# Instruction
Produce a verbatim copy of the entries listed below.

# # # #

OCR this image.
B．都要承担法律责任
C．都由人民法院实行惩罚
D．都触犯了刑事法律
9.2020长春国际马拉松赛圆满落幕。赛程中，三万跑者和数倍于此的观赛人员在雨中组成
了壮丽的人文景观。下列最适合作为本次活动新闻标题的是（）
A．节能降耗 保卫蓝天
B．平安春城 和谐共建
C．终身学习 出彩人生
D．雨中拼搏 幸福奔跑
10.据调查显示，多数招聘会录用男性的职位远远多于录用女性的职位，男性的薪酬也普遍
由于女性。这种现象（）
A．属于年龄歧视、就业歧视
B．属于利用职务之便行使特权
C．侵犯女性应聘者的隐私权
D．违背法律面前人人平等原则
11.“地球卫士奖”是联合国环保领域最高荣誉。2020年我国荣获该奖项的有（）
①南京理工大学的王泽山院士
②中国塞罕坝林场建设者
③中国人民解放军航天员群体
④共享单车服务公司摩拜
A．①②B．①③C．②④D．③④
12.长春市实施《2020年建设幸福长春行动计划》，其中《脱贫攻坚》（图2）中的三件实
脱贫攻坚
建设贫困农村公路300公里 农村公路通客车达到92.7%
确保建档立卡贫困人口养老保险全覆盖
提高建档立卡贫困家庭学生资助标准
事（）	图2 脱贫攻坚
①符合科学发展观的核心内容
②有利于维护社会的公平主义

# # # #

# Correct answer
OCR this image.
B．都要承担法律责任
C．都由人民法院实行惩罚
D．都触犯了刑事法律
9.2020长春国际马拉松赛圆满落幕。赛程中，三万跑者和数倍于此的观赛人员在雨中组成
了壮丽的人文景观。下列最适合作为本次活动新闻标题的是（）
A．节能降耗 保卫蓝天
B．平安春城 和谐共建
C．终身学习 出彩人生
D．雨中拼搏 幸福奔跑
10.据调查显示，多数招聘会录用男性的职位远远多于录用女性的职位，男性的薪酬也普遍
由于女性。这种现象（）
A．属于年龄歧视、就业歧视
B．属于利用职务之便行使特权
C．侵犯女性应聘者的隐私权
D．违背法律面前人人平等原则
11.“地球卫士奖”是联合国环保领域最高荣誉。2020年我国荣获该奖项的有（）
①南京理工大学的王泽山院士
②中国塞罕坝林场建设者
③中国人民解放军航天员群体
④共享单车服务公司摩拜
A．①②B．①③C．②④D．③④
12.长春市实施《2020年建设幸福长春行动计划》，其中《脱贫攻坚》（图2）中的三件实
脱贫攻坚
建设贫困农村公路300公里 农村公路通客车达到92.7%
确保建档立卡贫困人口养老保险全覆盖
提高建档立卡贫困家庭学生资助标准
事（）	图2 脱贫攻坚
①符合科学发展观的核心内容
②有利于维护社会的公平主义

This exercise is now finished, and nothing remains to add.